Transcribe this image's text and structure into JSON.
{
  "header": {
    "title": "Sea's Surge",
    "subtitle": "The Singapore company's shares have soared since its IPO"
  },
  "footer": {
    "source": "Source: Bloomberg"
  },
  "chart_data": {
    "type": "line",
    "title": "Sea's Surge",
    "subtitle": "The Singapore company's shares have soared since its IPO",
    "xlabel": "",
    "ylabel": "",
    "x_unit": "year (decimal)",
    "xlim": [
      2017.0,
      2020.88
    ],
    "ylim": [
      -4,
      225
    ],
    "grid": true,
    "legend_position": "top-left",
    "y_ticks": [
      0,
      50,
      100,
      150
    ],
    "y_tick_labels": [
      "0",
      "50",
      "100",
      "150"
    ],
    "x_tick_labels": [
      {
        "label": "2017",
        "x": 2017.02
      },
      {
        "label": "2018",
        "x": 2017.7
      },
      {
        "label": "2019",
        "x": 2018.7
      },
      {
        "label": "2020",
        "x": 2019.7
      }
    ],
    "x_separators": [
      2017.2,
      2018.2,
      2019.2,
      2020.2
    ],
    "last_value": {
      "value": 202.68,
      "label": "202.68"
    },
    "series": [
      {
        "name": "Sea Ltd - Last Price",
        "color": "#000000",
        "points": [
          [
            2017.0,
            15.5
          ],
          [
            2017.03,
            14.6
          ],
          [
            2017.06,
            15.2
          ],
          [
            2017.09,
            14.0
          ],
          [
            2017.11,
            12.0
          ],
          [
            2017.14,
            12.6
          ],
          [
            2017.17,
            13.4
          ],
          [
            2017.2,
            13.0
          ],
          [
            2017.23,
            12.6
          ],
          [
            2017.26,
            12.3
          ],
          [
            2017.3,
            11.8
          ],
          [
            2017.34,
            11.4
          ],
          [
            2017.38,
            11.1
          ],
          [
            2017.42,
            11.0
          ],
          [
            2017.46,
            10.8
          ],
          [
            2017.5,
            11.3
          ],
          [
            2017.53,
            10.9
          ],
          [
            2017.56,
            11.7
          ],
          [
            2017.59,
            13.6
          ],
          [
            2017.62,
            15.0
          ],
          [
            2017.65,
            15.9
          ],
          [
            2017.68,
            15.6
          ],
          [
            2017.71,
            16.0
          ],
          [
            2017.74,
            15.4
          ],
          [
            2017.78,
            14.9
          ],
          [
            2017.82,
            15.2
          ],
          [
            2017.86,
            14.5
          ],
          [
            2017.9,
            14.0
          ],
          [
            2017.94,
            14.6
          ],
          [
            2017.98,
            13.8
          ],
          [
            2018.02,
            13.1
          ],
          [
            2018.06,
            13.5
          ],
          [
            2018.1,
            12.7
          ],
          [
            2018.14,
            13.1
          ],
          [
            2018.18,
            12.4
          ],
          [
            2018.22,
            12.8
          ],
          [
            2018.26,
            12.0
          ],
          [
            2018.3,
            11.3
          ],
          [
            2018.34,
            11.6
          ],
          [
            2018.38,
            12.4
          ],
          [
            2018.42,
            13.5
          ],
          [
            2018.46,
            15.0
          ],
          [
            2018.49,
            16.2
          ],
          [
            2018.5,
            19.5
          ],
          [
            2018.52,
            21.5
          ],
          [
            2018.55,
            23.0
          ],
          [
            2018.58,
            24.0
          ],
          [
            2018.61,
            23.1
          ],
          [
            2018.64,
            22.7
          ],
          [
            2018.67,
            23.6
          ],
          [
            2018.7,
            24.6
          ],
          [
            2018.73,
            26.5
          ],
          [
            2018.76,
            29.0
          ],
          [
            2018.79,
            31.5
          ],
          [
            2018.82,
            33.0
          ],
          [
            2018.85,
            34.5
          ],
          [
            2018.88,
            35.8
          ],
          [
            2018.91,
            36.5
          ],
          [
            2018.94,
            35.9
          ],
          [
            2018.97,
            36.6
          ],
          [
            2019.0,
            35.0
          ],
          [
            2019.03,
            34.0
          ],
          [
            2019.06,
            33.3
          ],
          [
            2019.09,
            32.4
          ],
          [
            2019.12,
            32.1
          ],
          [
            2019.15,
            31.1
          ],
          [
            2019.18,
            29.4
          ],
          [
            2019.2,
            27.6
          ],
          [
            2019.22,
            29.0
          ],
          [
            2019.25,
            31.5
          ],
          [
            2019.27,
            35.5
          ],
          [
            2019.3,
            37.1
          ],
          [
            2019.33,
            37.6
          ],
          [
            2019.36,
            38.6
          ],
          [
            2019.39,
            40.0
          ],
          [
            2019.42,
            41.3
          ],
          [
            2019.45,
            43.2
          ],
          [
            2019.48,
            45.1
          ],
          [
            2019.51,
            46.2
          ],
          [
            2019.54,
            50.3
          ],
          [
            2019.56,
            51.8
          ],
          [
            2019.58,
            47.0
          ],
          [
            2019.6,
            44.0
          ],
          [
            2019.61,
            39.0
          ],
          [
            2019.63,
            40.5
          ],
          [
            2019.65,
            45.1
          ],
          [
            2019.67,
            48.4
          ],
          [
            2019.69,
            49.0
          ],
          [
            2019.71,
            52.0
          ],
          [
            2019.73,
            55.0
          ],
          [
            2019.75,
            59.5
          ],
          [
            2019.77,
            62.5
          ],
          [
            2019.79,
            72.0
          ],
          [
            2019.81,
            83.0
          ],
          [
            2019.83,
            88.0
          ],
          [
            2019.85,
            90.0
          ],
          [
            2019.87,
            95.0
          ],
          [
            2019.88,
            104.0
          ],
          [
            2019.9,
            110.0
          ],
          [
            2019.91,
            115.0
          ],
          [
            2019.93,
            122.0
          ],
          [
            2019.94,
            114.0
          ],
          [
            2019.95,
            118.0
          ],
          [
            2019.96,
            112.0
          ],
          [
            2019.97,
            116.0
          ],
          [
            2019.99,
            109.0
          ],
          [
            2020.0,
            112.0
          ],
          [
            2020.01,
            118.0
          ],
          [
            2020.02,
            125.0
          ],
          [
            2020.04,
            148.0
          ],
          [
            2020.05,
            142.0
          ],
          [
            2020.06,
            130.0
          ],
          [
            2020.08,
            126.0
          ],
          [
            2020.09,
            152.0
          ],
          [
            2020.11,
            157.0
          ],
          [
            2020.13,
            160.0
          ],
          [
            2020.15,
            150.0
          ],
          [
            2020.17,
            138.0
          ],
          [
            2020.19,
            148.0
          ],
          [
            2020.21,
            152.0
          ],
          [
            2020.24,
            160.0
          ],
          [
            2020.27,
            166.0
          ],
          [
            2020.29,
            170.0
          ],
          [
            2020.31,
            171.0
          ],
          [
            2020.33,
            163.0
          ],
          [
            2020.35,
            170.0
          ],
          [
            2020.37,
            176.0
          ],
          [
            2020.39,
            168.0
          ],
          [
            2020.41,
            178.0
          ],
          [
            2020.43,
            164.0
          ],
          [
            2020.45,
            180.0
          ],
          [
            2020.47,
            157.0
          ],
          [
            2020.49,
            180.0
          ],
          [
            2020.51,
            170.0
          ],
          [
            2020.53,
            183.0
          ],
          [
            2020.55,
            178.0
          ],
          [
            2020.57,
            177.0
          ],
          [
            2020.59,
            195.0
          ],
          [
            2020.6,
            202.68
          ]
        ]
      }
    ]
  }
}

Aim of the task: List every line from the entries above in which "soared" appears.

Written solution:
    "subtitle": "The Singapore company's shares have soared since its IPO"
    "subtitle": "The Singapore company's shares have soared since its IPO",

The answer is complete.